→ **Exercise instructions**
Output every entry exactly as written.

→ **Dataset records**
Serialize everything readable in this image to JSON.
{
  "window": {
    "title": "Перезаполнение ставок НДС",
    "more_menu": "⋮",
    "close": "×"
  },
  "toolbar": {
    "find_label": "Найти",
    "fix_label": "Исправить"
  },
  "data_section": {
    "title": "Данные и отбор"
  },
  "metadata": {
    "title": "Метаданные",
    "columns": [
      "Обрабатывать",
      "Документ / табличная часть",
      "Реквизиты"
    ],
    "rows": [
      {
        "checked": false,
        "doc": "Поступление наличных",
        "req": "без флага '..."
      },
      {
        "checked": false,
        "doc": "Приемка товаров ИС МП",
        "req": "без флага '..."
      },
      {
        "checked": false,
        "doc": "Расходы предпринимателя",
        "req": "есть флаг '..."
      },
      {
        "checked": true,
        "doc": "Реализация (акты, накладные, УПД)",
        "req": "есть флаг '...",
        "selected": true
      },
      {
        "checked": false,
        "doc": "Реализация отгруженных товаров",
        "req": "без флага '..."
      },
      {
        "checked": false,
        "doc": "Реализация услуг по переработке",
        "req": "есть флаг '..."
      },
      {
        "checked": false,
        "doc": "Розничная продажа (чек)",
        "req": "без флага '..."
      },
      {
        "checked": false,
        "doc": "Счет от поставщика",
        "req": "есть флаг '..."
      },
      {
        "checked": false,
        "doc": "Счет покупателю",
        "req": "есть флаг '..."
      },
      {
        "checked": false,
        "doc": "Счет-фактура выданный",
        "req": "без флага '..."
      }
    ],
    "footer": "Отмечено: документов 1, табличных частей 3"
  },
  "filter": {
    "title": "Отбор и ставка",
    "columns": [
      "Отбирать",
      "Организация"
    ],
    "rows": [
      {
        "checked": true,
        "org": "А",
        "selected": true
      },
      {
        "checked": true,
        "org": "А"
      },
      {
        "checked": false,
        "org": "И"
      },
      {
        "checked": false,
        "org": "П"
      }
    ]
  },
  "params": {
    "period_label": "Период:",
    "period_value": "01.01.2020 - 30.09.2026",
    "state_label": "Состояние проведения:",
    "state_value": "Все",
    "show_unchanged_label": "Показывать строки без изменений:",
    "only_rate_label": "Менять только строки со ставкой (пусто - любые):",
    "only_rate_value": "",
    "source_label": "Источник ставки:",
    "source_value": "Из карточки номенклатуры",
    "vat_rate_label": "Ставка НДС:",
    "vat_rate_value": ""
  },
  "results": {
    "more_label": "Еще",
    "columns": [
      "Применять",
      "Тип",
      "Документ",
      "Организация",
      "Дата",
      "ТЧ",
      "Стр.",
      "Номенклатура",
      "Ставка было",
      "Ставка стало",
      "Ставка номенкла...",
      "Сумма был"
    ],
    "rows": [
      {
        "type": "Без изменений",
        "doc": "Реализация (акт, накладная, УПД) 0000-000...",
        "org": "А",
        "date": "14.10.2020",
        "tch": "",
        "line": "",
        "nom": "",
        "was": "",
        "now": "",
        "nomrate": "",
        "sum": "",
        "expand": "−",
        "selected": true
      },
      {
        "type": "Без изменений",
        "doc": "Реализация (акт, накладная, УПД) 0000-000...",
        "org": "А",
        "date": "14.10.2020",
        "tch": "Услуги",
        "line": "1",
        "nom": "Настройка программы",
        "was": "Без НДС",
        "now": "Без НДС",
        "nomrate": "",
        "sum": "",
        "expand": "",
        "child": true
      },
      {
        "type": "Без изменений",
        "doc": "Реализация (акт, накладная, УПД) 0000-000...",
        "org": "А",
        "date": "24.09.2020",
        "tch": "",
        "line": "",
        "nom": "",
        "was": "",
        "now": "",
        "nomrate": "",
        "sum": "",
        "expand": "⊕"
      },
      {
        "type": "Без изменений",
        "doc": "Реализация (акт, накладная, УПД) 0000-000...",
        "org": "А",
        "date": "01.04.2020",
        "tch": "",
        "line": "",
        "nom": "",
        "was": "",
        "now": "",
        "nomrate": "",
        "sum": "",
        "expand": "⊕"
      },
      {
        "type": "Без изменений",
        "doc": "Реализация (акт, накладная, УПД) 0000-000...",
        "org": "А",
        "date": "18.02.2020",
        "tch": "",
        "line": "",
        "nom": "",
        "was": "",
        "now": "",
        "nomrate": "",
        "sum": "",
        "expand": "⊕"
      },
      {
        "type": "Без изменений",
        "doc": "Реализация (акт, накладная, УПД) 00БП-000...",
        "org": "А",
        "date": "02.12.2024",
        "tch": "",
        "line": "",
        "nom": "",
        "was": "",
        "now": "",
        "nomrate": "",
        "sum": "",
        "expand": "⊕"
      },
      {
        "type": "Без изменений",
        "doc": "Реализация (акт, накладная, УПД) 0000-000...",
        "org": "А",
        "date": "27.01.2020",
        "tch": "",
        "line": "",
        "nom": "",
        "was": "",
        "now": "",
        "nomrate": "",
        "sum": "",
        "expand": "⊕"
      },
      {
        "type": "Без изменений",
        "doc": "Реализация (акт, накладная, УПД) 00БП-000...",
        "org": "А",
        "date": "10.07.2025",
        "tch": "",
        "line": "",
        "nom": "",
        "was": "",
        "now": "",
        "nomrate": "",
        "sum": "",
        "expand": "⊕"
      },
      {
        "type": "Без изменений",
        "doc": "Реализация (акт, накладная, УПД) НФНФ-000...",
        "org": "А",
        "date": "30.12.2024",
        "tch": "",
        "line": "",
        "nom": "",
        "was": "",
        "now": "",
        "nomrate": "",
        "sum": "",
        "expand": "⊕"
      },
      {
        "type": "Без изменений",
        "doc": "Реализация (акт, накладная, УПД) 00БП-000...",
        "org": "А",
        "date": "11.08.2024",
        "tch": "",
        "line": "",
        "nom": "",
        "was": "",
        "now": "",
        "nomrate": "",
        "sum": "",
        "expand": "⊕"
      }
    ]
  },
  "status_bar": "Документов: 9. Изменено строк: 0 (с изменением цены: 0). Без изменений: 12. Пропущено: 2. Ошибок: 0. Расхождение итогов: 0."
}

→ **The result**
Serialize everything readable in this image to JSON.
{
  "window": {
    "title": "Перезаполнение ставок НДС",
    "more_menu": "⋮",
    "close": "×"
  },
  "toolbar": {
    "find_label": "Найти",
    "fix_label": "Исправить"
  },
  "data_section": {
    "title": "Данные и отбор"
  },
  "metadata": {
    "title": "Метаданные",
    "columns": [
      "Обрабатывать",
      "Документ / табличная часть",
      "Реквизиты"
    ],
    "rows": [
      {
        "checked": false,
        "doc": "Поступление наличных",
        "req": "без флага '..."
      },
      {
        "checked": false,
        "doc": "Приемка товаров ИС МП",
        "req": "без флага '..."
      },
      {
        "checked": false,
        "doc": "Расходы предпринимателя",
        "req": "есть флаг '..."
      },
      {
        "checked": true,
        "doc": "Реализация (акты, накладные, УПД)",
        "req": "есть флаг '...",
        "selected": true
      },
      {
        "checked": false,
        "doc": "Реализация отгруженных товаров",
        "req": "без флага '..."
      },
      {
        "checked": false,
        "doc": "Реализация услуг по переработке",
        "req": "есть флаг '..."
      },
      {
        "checked": false,
        "doc": "Розничная продажа (чек)",
        "req": "без флага '..."
      },
      {
        "checked": false,
        "doc": "Счет от поставщика",
        "req": "есть флаг '..."
      },
      {
        "checked": false,
        "doc": "Счет покупателю",
        "req": "есть флаг '..."
      },
      {
        "checked": false,
        "doc": "Счет-фактура выданный",
        "req": "без флага '..."
      }
    ],
    "footer": "Отмечено: документов 1, табличных частей 3"
  },
  "filter": {
    "title": "Отбор и ставка",
    "columns": [
      "Отбирать",
      "Организация"
    ],
    "rows": [
      {
        "checked": true,
        "org": "А",
        "selected": true
      },
      {
        "checked": true,
        "org": "А"
      },
      {
        "checked": false,
        "org": "И"
      },
      {
        "checked": false,
        "org": "П"
      }
    ]
  },
  "params": {
    "period_label": "Период:",
    "period_value": "01.01.2020 - 30.09.2026",
    "state_label": "Состояние проведения:",
    "state_value": "Все",
    "show_unchanged_label": "Показывать строки без изменений:",
    "only_rate_label": "Менять только строки со ставкой (пусто - любые):",
    "only_rate_value": "",
    "source_label": "Источник ставки:",
    "source_value": "Из карточки номенклатуры",
    "vat_rate_label": "Ставка НДС:",
    "vat_rate_value": ""
  },
  "results": {
    "more_label": "Еще",
    "columns": [
      "Применять",
      "Тип",
      "Документ",
      "Организация",
      "Дата",
      "ТЧ",
      "Стр.",
      "Номенклатура",
      "Ставка было",
      "Ставка стало",
      "Ставка номенкла...",
      "Сумма был"
    ],
    "rows": [
      {
        "type": "Без изменений",
        "doc": "Реализация (акт, накладная, УПД) 0000-000...",
        "org": "А",
        "date": "14.10.2020",
        "tch": "",
        "line": "",
        "nom": "",
        "was": "",
        "now": "",
        "nomrate": "",
        "sum": "",
        "expand": "−",
        "selected": true
      },
      {
        "type": "Без изменений",
        "doc": "Реализация (акт, накладная, УПД) 0000-000...",
        "org": "А",
        "date": "14.10.2020",
        "tch": "Услуги",
        "line": "1",
        "nom": "Настройка программы",
        "was": "Без НДС",
        "now": "Без НДС",
        "nomrate": "",
        "sum": "",
        "expand": "",
        "child": true
      },
      {
        "type": "Без изменений",
        "doc": "Реализация (акт, накладная, УПД) 0000-000...",
        "org": "А",
        "date": "24.09.2020",
        "tch": "",
        "line": "",
        "nom": "",
        "was": "",
        "now": "",
        "nomrate": "",
        "sum": "",
        "expand": "⊕"
      },
      {
        "type": "Без изменений",
        "doc": "Реализация (акт, накладная, УПД) 0000-000...",
        "org": "А",
        "date": "01.04.2020",
        "tch": "",
        "line": "",
        "nom": "",
        "was": "",
        "now": "",
        "nomrate": "",
        "sum": "",
        "expand": "⊕"
      },
      {
        "type": "Без изменений",
        "doc": "Реализация (акт, накладная, УПД) 0000-000...",
        "org": "А",
        "date": "18.02.2020",
        "tch": "",
        "line": "",
        "nom": "",
        "was": "",
        "now": "",
        "nomrate": "",
        "sum": "",
        "expand": "⊕"
      },
      {
        "type": "Без изменений",
        "doc": "Реализация (акт, накладная, УПД) 00БП-000...",
        "org": "А",
        "date": "02.12.2024",
        "tch": "",
        "line": "",
        "nom": "",
        "was": "",
        "now": "",
        "nomrate": "",
        "sum": "",
        "expand": "⊕"
      },
      {
        "type": "Без изменений",
        "doc": "Реализация (акт, накладная, УПД) 0000-000...",
        "org": "А",
        "date": "27.01.2020",
        "tch": "",
        "line": "",
        "nom": "",
        "was": "",
        "now": "",
        "nomrate": "",
        "sum": "",
        "expand": "⊕"
      },
      {
        "type": "Без изменений",
        "doc": "Реализация (акт, накладная, УПД) 00БП-000...",
        "org": "А",
        "date": "10.07.2025",
        "tch": "",
        "line": "",
        "nom": "",
        "was": "",
        "now": "",
        "nomrate": "",
        "sum": "",
        "expand": "⊕"
      },
      {
        "type": "Без изменений",
        "doc": "Реализация (акт, накладная, УПД) НФНФ-000...",
        "org": "А",
        "date": "30.12.2024",
        "tch": "",
        "line": "",
        "nom": "",
        "was": "",
        "now": "",
        "nomrate": "",
        "sum": "",
        "expand": "⊕"
      },
      {
        "type": "Без изменений",
        "doc": "Реализация (акт, накладная, УПД) 00БП-000...",
        "org": "А",
        "date": "11.08.2024",
        "tch": "",
        "line": "",
        "nom": "",
        "was": "",
        "now": "",
        "nomrate": "",
        "sum": "",
        "expand": "⊕"
      }
    ]
  },
  "status_bar": "Документов: 9. Изменено строк: 0 (с изменением цены: 0). Без изменений: 12. Пропущено: 2. Ошибок: 0. Расхождение итогов: 0."
}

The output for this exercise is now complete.